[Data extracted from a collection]
>> START
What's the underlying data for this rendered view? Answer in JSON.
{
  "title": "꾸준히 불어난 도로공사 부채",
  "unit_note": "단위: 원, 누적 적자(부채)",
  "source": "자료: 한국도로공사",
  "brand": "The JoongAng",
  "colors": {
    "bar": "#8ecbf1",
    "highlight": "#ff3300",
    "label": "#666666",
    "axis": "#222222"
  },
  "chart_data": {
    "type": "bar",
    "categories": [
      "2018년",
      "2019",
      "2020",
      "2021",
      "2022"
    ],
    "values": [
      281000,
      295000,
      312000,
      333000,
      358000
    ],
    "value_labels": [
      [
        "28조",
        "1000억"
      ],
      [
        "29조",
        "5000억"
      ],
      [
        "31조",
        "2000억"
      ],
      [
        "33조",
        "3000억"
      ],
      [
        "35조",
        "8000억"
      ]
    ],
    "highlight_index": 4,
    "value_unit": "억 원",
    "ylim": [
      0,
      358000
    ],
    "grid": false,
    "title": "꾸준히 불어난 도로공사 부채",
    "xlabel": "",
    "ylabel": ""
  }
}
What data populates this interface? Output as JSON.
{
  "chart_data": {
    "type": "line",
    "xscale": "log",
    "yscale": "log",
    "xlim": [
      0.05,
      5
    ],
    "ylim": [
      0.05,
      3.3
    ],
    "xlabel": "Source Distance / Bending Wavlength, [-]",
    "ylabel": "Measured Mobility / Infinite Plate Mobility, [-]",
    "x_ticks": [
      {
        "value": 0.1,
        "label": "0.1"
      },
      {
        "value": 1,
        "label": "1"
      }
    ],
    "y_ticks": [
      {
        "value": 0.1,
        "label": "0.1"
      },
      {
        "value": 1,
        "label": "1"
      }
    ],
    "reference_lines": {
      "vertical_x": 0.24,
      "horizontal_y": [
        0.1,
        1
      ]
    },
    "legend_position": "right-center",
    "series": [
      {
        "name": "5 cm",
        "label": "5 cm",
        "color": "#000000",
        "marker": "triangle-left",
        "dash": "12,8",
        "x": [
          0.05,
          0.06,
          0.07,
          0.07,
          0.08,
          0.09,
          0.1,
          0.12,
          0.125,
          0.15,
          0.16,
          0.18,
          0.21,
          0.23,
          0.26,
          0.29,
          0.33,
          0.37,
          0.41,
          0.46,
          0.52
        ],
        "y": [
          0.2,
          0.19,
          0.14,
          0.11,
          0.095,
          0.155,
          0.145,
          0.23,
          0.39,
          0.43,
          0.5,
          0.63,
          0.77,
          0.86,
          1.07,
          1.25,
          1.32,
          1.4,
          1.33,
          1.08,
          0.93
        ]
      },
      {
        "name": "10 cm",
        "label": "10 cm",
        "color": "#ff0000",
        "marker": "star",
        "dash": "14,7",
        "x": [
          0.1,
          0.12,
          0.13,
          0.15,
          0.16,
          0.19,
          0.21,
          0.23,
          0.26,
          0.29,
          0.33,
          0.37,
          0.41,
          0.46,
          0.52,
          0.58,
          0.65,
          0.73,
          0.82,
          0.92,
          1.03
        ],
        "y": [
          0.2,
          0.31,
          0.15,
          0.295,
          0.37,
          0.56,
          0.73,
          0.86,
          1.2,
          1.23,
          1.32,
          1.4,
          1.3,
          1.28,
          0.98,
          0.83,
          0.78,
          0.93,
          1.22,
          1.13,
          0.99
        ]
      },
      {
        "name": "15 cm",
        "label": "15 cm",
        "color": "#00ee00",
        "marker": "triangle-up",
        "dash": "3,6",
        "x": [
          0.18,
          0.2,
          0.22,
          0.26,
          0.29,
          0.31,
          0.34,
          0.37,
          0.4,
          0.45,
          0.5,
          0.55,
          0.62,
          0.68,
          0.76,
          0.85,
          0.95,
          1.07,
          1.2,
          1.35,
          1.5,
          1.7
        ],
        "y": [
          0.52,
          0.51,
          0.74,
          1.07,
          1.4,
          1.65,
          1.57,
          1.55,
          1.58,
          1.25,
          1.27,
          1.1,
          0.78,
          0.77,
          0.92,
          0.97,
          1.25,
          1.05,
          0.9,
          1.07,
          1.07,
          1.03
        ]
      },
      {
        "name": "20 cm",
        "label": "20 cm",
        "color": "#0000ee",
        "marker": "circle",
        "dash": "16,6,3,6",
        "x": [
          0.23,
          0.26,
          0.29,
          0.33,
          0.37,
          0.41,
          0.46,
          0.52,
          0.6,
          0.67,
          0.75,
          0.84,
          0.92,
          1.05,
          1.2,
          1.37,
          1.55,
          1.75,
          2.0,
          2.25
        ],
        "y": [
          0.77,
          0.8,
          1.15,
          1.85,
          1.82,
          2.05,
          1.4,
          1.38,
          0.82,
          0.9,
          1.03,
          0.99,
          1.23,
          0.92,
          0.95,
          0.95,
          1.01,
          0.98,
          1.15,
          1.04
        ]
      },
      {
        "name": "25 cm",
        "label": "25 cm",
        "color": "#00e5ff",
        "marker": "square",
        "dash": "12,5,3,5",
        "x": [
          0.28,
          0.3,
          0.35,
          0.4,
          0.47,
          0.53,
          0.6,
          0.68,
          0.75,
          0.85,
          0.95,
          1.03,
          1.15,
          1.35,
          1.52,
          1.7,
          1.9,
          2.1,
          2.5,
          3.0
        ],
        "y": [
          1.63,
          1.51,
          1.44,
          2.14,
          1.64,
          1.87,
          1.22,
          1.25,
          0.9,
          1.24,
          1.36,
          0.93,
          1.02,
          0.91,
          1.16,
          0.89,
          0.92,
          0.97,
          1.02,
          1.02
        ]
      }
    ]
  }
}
>> END
◆ **EXERCISE INSTRUCTIONS**
Reproduce the records above exactly.

◆ **SOLUTION BELOW**
What's the underlying data for this rendered view? Answer in JSON.
{
  "title": "꾸준히 불어난 도로공사 부채",
  "unit_note": "단위: 원, 누적 적자(부채)",
  "source": "자료: 한국도로공사",
  "brand": "The JoongAng",
  "colors": {
    "bar": "#8ecbf1",
    "highlight": "#ff3300",
    "label": "#666666",
    "axis": "#222222"
  },
  "chart_data": {
    "type": "bar",
    "categories": [
      "2018년",
      "2019",
      "2020",
      "2021",
      "2022"
    ],
    "values": [
      281000,
      295000,
      312000,
      333000,
      358000
    ],
    "value_labels": [
      [
        "28조",
        "1000억"
      ],
      [
        "29조",
        "5000억"
      ],
      [
        "31조",
        "2000억"
      ],
      [
        "33조",
        "3000억"
      ],
      [
        "35조",
        "8000억"
      ]
    ],
    "highlight_index": 4,
    "value_unit": "억 원",
    "ylim": [
      0,
      358000
    ],
    "grid": false,
    "title": "꾸준히 불어난 도로공사 부채",
    "xlabel": "",
    "ylabel": ""
  }
}
What data populates this interface? Output as JSON.
{
  "chart_data": {
    "type": "line",
    "xscale": "log",
    "yscale": "log",
    "xlim": [
      0.05,
      5
    ],
    "ylim": [
      0.05,
      3.3
    ],
    "xlabel": "Source Distance / Bending Wavlength, [-]",
    "ylabel": "Measured Mobility / Infinite Plate Mobility, [-]",
    "x_ticks": [
      {
        "value": 0.1,
        "label": "0.1"
      },
      {
        "value": 1,
        "label": "1"
      }
    ],
    "y_ticks": [
      {
        "value": 0.1,
        "label": "0.1"
      },
      {
        "value": 1,
        "label": "1"
      }
    ],
    "reference_lines": {
      "vertical_x": 0.24,
      "horizontal_y": [
        0.1,
        1
      ]
    },
    "legend_position": "right-center",
    "series": [
      {
        "name": "5 cm",
        "label": "5 cm",
        "color": "#000000",
        "marker": "triangle-left",
        "dash": "12,8",
        "x": [
          0.05,
          0.06,
          0.07,
          0.07,
          0.08,
          0.09,
          0.1,
          0.12,
          0.125,
          0.15,
          0.16,
          0.18,
          0.21,
          0.23,
          0.26,
          0.29,
          0.33,
          0.37,
          0.41,
          0.46,
          0.52
        ],
        "y": [
          0.2,
          0.19,
          0.14,
          0.11,
          0.095,
          0.155,
          0.145,
          0.23,
          0.39,
          0.43,
          0.5,
          0.63,
          0.77,
          0.86,
          1.07,
          1.25,
          1.32,
          1.4,
          1.33,
          1.08,
          0.93
        ]
      },
      {
        "name": "10 cm",
        "label": "10 cm",
        "color": "#ff0000",
        "marker": "star",
        "dash": "14,7",
        "x": [
          0.1,
          0.12,
          0.13,
          0.15,
          0.16,
          0.19,
          0.21,
          0.23,
          0.26,
          0.29,
          0.33,
          0.37,
          0.41,
          0.46,
          0.52,
          0.58,
          0.65,
          0.73,
          0.82,
          0.92,
          1.03
        ],
        "y": [
          0.2,
          0.31,
          0.15,
          0.295,
          0.37,
          0.56,
          0.73,
          0.86,
          1.2,
          1.23,
          1.32,
          1.4,
          1.3,
          1.28,
          0.98,
          0.83,
          0.78,
          0.93,
          1.22,
          1.13,
          0.99
        ]
      },
      {
        "name": "15 cm",
        "label": "15 cm",
        "color": "#00ee00",
        "marker": "triangle-up",
        "dash": "3,6",
        "x": [
          0.18,
          0.2,
          0.22,
          0.26,
          0.29,
          0.31,
          0.34,
          0.37,
          0.4,
          0.45,
          0.5,
          0.55,
          0.62,
          0.68,
          0.76,
          0.85,
          0.95,
          1.07,
          1.2,
          1.35,
          1.5,
          1.7
        ],
        "y": [
          0.52,
          0.51,
          0.74,
          1.07,
          1.4,
          1.65,
          1.57,
          1.55,
          1.58,
          1.25,
          1.27,
          1.1,
          0.78,
          0.77,
          0.92,
          0.97,
          1.25,
          1.05,
          0.9,
          1.07,
          1.07,
          1.03
        ]
      },
      {
        "name": "20 cm",
        "label": "20 cm",
        "color": "#0000ee",
        "marker": "circle",
        "dash": "16,6,3,6",
        "x": [
          0.23,
          0.26,
          0.29,
          0.33,
          0.37,
          0.41,
          0.46,
          0.52,
          0.6,
          0.67,
          0.75,
          0.84,
          0.92,
          1.05,
          1.2,
          1.37,
          1.55,
          1.75,
          2.0,
          2.25
        ],
        "y": [
          0.77,
          0.8,
          1.15,
          1.85,
          1.82,
          2.05,
          1.4,
          1.38,
          0.82,
          0.9,
          1.03,
          0.99,
          1.23,
          0.92,
          0.95,
          0.95,
          1.01,
          0.98,
          1.15,
          1.04
        ]
      },
      {
        "name": "25 cm",
        "label": "25 cm",
        "color": "#00e5ff",
        "marker": "square",
        "dash": "12,5,3,5",
        "x": [
          0.28,
          0.3,
          0.35,
          0.4,
          0.47,
          0.53,
          0.6,
          0.68,
          0.75,
          0.85,
          0.95,
          1.03,
          1.15,
          1.35,
          1.52,
          1.7,
          1.9,
          2.1,
          2.5,
          3.0
        ],
        "y": [
          1.63,
          1.51,
          1.44,
          2.14,
          1.64,
          1.87,
          1.22,
          1.25,
          0.9,
          1.24,
          1.36,
          0.93,
          1.02,
          0.91,
          1.16,
          0.89,
          0.92,
          0.97,
          1.02,
          1.02
        ]
      }
    ]
  }
}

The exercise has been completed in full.